[BEGIN PROVIDED INFORMATION]
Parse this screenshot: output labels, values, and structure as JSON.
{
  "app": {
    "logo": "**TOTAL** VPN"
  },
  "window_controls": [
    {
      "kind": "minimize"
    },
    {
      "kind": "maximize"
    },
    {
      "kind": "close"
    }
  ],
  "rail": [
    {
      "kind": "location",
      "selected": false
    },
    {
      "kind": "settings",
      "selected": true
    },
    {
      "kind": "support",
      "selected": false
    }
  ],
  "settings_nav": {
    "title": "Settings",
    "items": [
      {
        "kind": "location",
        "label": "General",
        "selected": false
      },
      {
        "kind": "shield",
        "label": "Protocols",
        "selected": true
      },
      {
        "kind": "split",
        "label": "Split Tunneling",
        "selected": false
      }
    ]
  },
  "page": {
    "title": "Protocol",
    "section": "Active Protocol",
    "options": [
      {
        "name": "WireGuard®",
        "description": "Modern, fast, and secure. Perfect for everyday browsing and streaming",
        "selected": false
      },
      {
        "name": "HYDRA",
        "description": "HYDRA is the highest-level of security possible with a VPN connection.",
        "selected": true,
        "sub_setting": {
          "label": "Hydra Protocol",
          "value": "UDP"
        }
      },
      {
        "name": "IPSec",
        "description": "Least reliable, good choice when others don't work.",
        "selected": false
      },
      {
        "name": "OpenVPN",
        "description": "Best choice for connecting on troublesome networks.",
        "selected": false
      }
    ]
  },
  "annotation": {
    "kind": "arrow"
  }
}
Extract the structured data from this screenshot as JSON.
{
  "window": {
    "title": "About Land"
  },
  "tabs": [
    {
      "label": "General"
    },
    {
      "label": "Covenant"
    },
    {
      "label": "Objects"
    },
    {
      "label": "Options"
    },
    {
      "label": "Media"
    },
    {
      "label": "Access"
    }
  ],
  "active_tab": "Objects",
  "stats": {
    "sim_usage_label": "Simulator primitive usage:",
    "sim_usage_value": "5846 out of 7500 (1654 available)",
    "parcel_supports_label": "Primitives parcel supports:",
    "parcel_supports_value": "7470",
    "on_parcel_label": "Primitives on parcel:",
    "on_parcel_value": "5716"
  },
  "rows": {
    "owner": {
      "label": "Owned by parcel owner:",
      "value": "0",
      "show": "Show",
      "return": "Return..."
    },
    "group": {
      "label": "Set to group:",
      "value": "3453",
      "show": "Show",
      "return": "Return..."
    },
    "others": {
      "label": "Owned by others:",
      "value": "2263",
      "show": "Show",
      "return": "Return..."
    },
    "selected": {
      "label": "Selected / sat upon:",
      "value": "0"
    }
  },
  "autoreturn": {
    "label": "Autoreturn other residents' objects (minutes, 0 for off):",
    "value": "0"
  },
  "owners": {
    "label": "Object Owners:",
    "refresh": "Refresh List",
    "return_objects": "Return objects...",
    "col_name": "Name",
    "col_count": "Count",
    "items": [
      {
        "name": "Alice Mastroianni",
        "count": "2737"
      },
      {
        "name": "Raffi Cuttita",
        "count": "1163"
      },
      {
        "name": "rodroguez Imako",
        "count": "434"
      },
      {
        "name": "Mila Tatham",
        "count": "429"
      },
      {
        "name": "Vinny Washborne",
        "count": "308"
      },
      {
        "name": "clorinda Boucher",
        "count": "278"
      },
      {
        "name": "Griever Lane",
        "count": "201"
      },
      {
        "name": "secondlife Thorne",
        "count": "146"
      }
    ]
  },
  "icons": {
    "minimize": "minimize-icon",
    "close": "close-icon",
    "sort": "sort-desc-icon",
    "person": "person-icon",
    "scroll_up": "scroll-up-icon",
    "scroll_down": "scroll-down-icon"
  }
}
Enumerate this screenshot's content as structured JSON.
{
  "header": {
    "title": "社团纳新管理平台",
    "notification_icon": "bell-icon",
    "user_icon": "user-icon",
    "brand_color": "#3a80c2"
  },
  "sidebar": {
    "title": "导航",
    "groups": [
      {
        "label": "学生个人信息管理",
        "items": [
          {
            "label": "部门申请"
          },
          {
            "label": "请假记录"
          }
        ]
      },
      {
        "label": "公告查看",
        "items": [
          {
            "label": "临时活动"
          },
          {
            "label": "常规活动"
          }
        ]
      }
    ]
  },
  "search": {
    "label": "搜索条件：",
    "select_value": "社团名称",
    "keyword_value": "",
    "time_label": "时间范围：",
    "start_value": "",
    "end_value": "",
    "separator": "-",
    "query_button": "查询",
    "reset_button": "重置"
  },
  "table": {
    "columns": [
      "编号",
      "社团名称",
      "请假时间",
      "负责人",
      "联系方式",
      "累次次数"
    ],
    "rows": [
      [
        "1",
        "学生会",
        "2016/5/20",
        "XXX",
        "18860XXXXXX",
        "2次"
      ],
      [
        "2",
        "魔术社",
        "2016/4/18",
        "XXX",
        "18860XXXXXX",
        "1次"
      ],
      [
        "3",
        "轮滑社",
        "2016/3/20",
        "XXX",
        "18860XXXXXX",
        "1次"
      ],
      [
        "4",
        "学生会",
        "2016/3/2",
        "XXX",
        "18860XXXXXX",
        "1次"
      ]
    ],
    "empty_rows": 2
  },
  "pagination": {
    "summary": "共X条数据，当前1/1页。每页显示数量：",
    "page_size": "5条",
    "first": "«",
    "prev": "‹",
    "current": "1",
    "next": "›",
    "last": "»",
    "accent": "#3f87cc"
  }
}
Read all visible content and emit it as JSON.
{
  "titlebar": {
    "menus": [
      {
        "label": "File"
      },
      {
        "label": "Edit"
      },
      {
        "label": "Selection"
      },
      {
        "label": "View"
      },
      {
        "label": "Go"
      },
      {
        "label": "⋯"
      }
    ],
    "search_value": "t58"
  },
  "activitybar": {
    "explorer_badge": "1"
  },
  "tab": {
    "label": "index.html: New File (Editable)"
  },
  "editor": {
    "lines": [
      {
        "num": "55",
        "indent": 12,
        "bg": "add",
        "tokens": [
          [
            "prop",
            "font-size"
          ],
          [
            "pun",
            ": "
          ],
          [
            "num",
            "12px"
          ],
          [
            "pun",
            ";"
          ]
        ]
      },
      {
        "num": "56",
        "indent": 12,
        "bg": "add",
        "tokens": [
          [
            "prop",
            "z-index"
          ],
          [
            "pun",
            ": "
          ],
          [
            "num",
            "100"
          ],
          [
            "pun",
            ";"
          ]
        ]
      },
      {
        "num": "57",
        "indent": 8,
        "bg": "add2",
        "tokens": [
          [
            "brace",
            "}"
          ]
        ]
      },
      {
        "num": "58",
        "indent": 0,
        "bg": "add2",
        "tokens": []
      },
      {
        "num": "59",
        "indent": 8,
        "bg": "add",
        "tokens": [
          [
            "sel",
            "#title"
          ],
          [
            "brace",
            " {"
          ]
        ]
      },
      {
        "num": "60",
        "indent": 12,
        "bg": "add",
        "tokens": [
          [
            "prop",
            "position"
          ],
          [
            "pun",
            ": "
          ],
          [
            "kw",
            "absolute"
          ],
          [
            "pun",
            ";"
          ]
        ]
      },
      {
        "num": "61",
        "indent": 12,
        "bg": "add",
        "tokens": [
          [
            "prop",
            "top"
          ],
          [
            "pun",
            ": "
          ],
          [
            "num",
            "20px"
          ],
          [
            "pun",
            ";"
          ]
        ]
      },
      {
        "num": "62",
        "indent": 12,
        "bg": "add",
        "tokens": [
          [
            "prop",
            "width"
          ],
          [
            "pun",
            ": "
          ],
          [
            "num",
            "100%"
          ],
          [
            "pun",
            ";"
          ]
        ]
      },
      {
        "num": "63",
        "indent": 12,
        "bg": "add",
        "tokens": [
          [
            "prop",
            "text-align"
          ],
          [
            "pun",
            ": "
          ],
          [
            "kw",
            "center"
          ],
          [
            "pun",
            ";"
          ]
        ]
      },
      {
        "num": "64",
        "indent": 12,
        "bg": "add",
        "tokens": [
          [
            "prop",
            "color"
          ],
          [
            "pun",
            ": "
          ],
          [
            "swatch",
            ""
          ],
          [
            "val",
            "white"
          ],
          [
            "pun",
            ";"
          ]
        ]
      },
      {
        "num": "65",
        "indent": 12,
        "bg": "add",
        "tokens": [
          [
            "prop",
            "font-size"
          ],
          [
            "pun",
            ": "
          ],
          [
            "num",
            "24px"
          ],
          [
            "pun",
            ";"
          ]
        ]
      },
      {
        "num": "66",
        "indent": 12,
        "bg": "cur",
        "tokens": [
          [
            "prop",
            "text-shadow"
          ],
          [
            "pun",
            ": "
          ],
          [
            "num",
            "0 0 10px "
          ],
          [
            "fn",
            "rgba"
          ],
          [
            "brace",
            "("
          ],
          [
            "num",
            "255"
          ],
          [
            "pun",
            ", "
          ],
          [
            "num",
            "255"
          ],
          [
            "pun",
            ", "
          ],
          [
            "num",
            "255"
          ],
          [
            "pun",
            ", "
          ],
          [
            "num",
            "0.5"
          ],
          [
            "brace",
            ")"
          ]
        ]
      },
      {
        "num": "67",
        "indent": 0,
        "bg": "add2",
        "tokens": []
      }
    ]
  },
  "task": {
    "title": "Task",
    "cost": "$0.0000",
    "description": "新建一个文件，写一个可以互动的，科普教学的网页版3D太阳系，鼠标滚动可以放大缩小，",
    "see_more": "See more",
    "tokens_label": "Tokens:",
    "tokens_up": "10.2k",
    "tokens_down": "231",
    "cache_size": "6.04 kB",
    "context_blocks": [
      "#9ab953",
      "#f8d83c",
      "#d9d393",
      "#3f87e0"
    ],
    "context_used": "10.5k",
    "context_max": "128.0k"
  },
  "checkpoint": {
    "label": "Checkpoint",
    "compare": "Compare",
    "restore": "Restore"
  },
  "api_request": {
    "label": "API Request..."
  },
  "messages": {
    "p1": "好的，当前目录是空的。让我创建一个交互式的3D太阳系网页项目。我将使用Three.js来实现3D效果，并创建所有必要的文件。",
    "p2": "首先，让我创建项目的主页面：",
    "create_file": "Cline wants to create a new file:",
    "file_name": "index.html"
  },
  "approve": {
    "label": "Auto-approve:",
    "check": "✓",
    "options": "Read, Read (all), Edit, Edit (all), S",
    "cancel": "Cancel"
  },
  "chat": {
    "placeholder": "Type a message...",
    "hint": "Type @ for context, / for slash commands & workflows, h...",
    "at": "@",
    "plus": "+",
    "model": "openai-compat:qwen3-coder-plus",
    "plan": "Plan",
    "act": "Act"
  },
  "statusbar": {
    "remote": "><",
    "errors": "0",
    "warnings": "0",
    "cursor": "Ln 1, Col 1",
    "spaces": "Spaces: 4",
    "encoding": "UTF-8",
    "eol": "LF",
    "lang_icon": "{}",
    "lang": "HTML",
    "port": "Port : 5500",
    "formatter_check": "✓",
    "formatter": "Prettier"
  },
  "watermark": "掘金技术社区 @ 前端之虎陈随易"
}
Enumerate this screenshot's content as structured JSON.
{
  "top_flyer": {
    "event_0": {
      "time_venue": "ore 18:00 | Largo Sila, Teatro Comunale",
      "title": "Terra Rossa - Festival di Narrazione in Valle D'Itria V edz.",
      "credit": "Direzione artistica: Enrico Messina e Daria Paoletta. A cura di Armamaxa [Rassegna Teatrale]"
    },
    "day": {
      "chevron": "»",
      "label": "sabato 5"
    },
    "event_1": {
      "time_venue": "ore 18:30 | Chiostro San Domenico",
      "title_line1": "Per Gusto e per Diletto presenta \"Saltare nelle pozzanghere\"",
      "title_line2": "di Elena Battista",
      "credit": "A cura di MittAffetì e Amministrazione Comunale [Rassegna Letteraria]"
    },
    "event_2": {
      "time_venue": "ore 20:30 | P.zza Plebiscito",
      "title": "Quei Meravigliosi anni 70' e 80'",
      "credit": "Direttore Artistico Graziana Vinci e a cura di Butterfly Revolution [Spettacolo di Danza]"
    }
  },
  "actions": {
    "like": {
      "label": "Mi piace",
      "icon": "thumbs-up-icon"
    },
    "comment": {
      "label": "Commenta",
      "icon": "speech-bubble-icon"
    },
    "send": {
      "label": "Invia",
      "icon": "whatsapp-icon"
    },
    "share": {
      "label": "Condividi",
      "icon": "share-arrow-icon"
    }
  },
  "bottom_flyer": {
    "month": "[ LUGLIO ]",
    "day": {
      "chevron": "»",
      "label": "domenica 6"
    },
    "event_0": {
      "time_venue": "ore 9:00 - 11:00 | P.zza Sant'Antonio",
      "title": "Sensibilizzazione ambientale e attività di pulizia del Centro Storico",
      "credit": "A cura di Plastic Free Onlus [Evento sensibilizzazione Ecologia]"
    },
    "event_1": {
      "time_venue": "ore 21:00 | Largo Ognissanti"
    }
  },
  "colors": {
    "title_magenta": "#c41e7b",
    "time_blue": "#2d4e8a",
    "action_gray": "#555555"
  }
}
[END PROVIDED INFORMATION]
• **EXERCISE GOAL**:
Copy every line of the data that holds the string "Comunale".

• **THE OUTPUT**:
      "time_venue": "ore 18:00 | Largo Sila, Teatro Comunale",
      "credit": "A cura di MittAffetì e Amministrazione Comunale [Rassegna Letteraria]"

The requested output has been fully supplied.